### Brief
What number of lines contain the word "name"? Reply with the number and nothing else.

(Figure dataset records)

· · ·

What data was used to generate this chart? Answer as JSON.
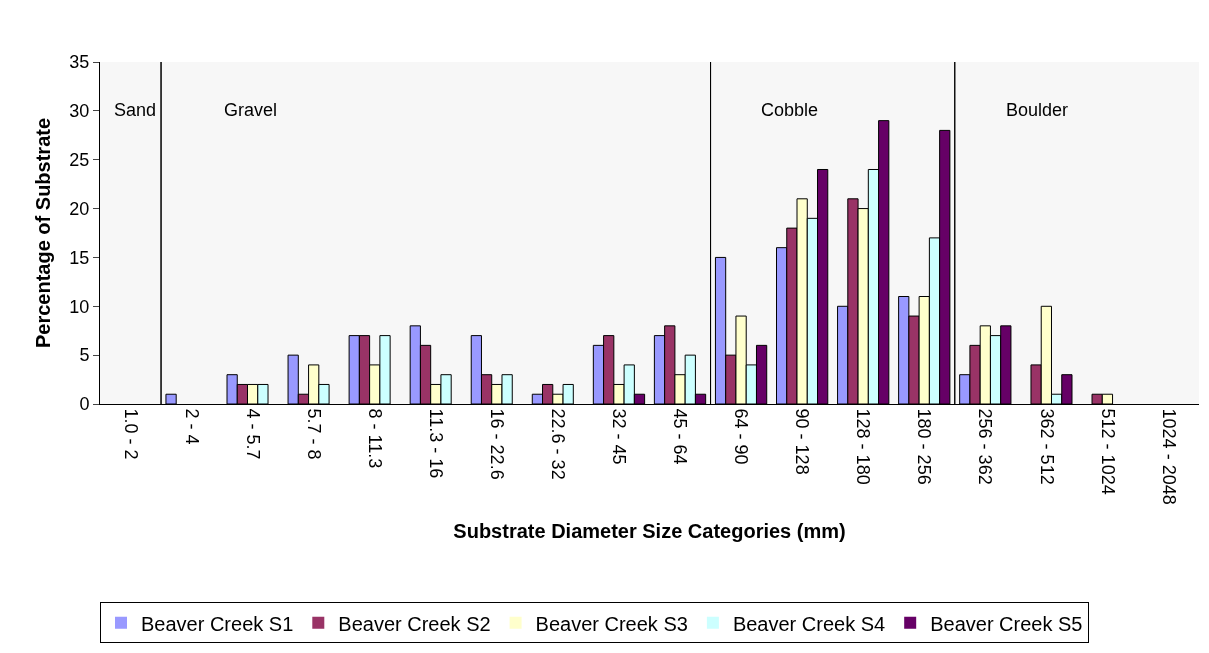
{
  "chart_data": {
    "type": "bar",
    "xlabel": "Substrate Diameter Size Categories (mm)",
    "ylabel": "Percentage of Substrate",
    "categories": [
      "1.0 - 2",
      "2 - 4",
      "4 - 5.7",
      "5.7 - 8",
      "8 - 11.3",
      "11.3 - 16",
      "16 - 22.6",
      "22.6 - 32",
      "32 - 45",
      "45 - 64",
      "64 - 90",
      "90 - 128",
      "128 - 180",
      "180 - 256",
      "256 - 362",
      "362 - 512",
      "512 - 1024",
      "1024 - 2048"
    ],
    "series": [
      {
        "name": "Beaver Creek S1",
        "color": "#9999ff",
        "values": [
          0,
          1,
          3,
          5,
          7,
          8,
          7,
          1,
          6,
          7,
          15,
          16,
          10,
          11,
          3,
          0,
          0,
          0
        ]
      },
      {
        "name": "Beaver Creek S2",
        "color": "#993366",
        "values": [
          0,
          0,
          2,
          1,
          7,
          6,
          3,
          2,
          7,
          8,
          5,
          18,
          21,
          9,
          6,
          4,
          1,
          0
        ]
      },
      {
        "name": "Beaver Creek S3",
        "color": "#ffffcc",
        "values": [
          0,
          0,
          2,
          4,
          4,
          2,
          2,
          1,
          2,
          3,
          9,
          21,
          20,
          11,
          8,
          10,
          1,
          0
        ]
      },
      {
        "name": "Beaver Creek S4",
        "color": "#ccffff",
        "values": [
          0,
          0,
          2,
          2,
          7,
          3,
          3,
          2,
          4,
          5,
          4,
          19,
          24,
          17,
          7,
          1,
          0,
          0
        ]
      },
      {
        "name": "Beaver Creek S5",
        "color": "#660066",
        "values": [
          0,
          0,
          0,
          0,
          0,
          0,
          0,
          0,
          1,
          1,
          6,
          24,
          29,
          28,
          8,
          3,
          0,
          0
        ]
      }
    ],
    "bands": [
      {
        "axis": "x",
        "from": "1.0 - 2",
        "to": "1.0 - 2",
        "label": "Sand",
        "color": "#f7f7f7"
      },
      {
        "axis": "x",
        "from": "2 - 4",
        "to": "45 - 64",
        "label": "Gravel",
        "color": "#f7f7f7"
      },
      {
        "axis": "x",
        "from": "64 - 90",
        "to": "180 - 256",
        "label": "Cobble",
        "color": "#f7f7f7"
      },
      {
        "axis": "x",
        "from": "256 - 362",
        "to": "1024 - 2048",
        "label": "Boulder",
        "color": "#f7f7f7"
      }
    ],
    "ylim": [
      0,
      35
    ],
    "yticks": [
      0,
      5,
      10,
      15,
      20,
      25,
      30,
      35
    ],
    "grid": false,
    "legend": "bottom"
  }
}
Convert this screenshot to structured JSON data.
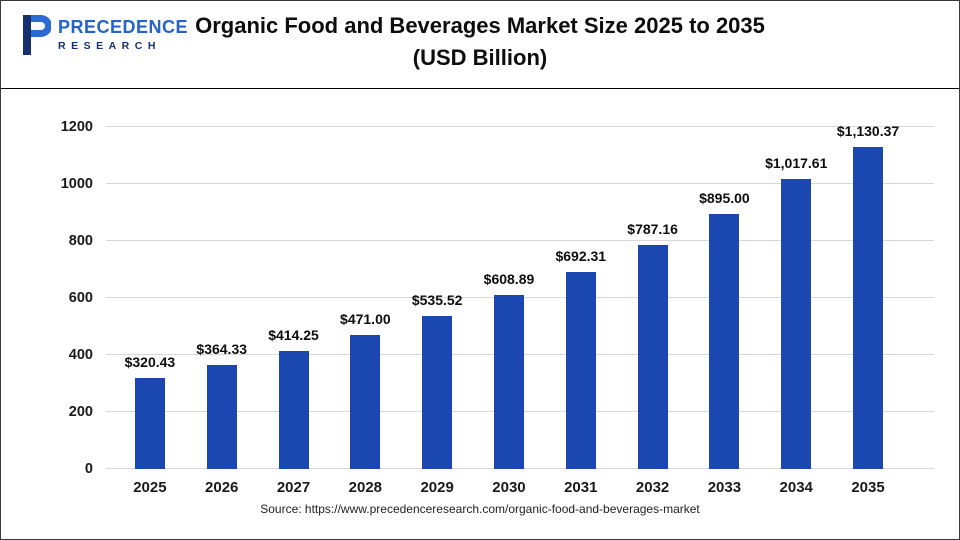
{
  "header": {
    "brand_line1": "PRECEDENCE",
    "brand_line2": "RESEARCH",
    "title_line1": "Organic Food and Beverages Market Size 2025 to 2035",
    "title_line2": "(USD Billion)"
  },
  "chart_data": {
    "type": "bar",
    "title": "Organic Food and Beverages Market Size 2025 to 2035",
    "subtitle": "(USD Billion)",
    "categories": [
      "2025",
      "2026",
      "2027",
      "2028",
      "2029",
      "2030",
      "2031",
      "2032",
      "2033",
      "2034",
      "2035"
    ],
    "values": [
      320.43,
      364.33,
      414.25,
      471.0,
      535.52,
      608.89,
      692.31,
      787.16,
      895.0,
      1017.61,
      1130.37
    ],
    "value_labels": [
      "$320.43",
      "$364.33",
      "$414.25",
      "$471.00",
      "$535.52",
      "$608.89",
      "$692.31",
      "$787.16",
      "$895.00",
      "$1,017.61",
      "$1,130.37"
    ],
    "xlabel": "",
    "ylabel": "",
    "ylim": [
      0,
      1200
    ],
    "yticks": [
      0,
      200,
      400,
      600,
      800,
      1000,
      1200
    ],
    "grid": true,
    "legend": "none",
    "bar_color": "#1b47b0",
    "source": "Source: https://www.precedenceresearch.com/organic-food-and-beverages-market"
  }
}
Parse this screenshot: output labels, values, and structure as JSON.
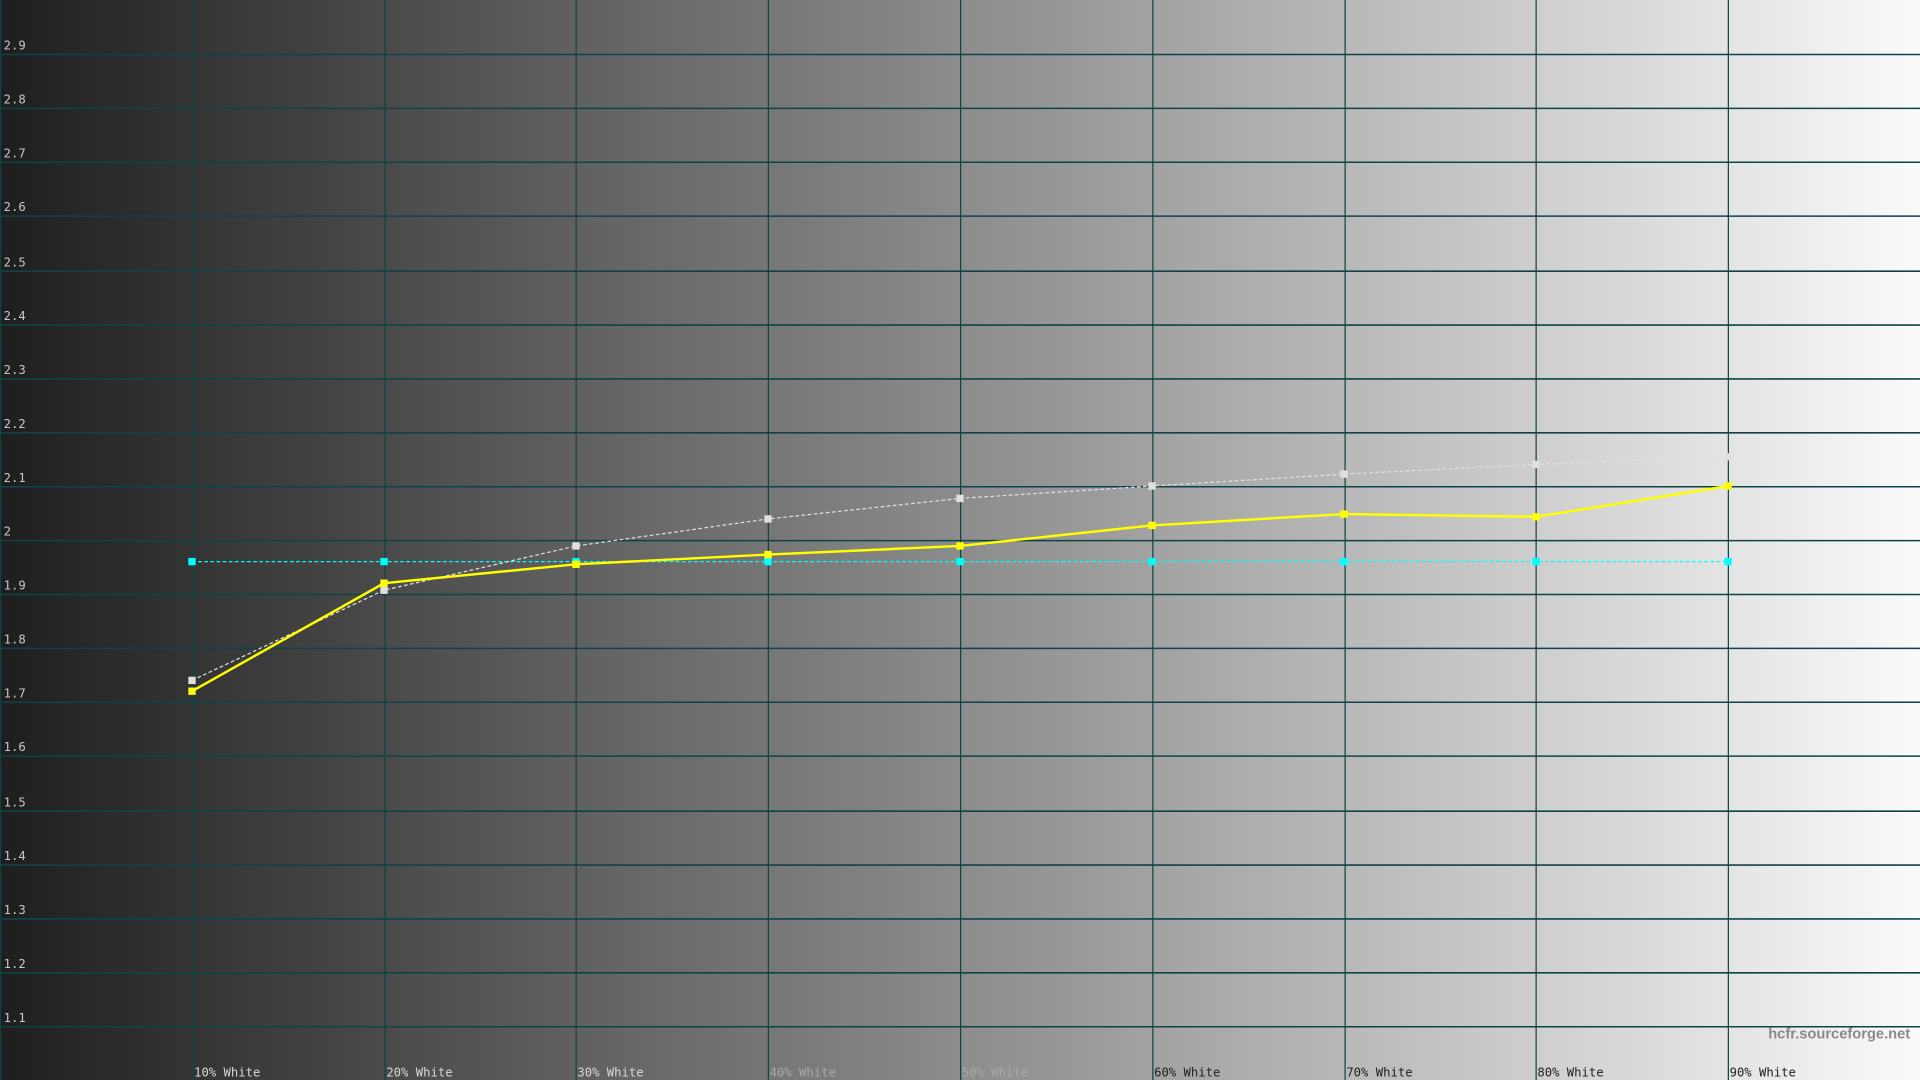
{
  "chart_data": {
    "type": "line",
    "title": "",
    "xlabel": "",
    "ylabel": "",
    "categories": [
      "10% White",
      "20% White",
      "30% White",
      "40% White",
      "50% White",
      "60% White",
      "70% White",
      "80% White",
      "90% White"
    ],
    "x_percent": [
      10,
      20,
      30,
      40,
      50,
      60,
      70,
      80,
      90
    ],
    "xlim": [
      0,
      100
    ],
    "ylim": [
      1.0,
      3.0
    ],
    "yticks": [
      1.1,
      1.2,
      1.3,
      1.4,
      1.5,
      1.6,
      1.7,
      1.8,
      1.9,
      2,
      2.1,
      2.2,
      2.3,
      2.4,
      2.5,
      2.6,
      2.7,
      2.8,
      2.9
    ],
    "ytick_labels": [
      "1.1",
      "1.2",
      "1.3",
      "1.4",
      "1.5",
      "1.6",
      "1.7",
      "1.8",
      "1.9",
      "2",
      "2.1",
      "2.2",
      "2.3",
      "2.4",
      "2.5",
      "2.6",
      "2.7",
      "2.8",
      "2.9"
    ],
    "grid": true,
    "background": "horizontal grayscale gradient black to white",
    "series": [
      {
        "color": "#ffff00",
        "style": "solid",
        "values": [
          1.72,
          1.92,
          1.955,
          1.973,
          1.989,
          2.027,
          2.048,
          2.043,
          2.1
        ]
      },
      {
        "color": "#e0e0e0",
        "style": "dotted",
        "values": [
          1.74,
          1.907,
          1.989,
          2.039,
          2.077,
          2.1,
          2.122,
          2.14,
          2.154
        ]
      },
      {
        "color": "#00ffff",
        "style": "dotted",
        "values": [
          1.96,
          1.96,
          1.96,
          1.96,
          1.96,
          1.96,
          1.96,
          1.96,
          1.96
        ]
      }
    ],
    "colors": {
      "grid": "#0e4444",
      "gradient_start": "#1e1e1e",
      "gradient_end": "#fafafa"
    }
  },
  "watermark": "hcfr.sourceforge.net"
}
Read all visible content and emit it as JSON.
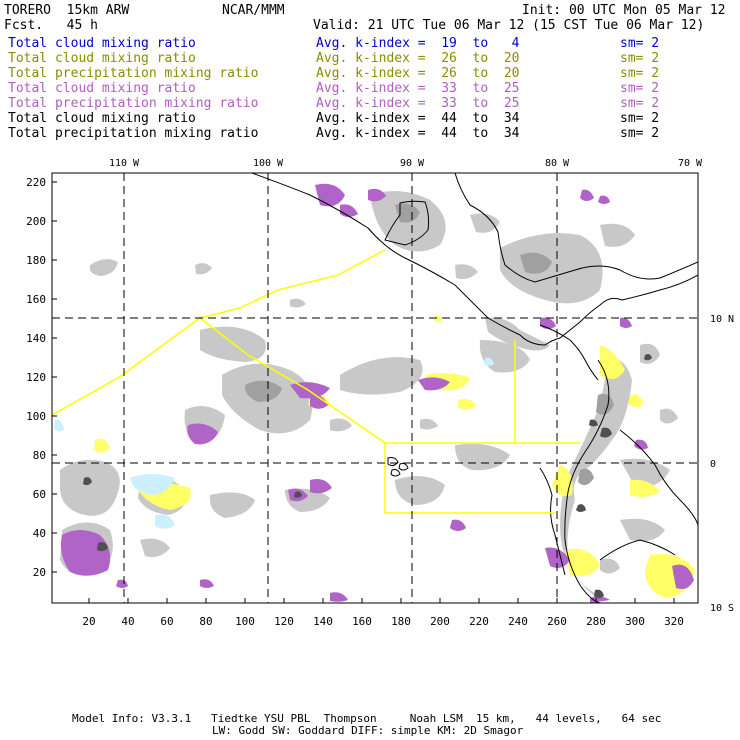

· · ·

### Output for this task
5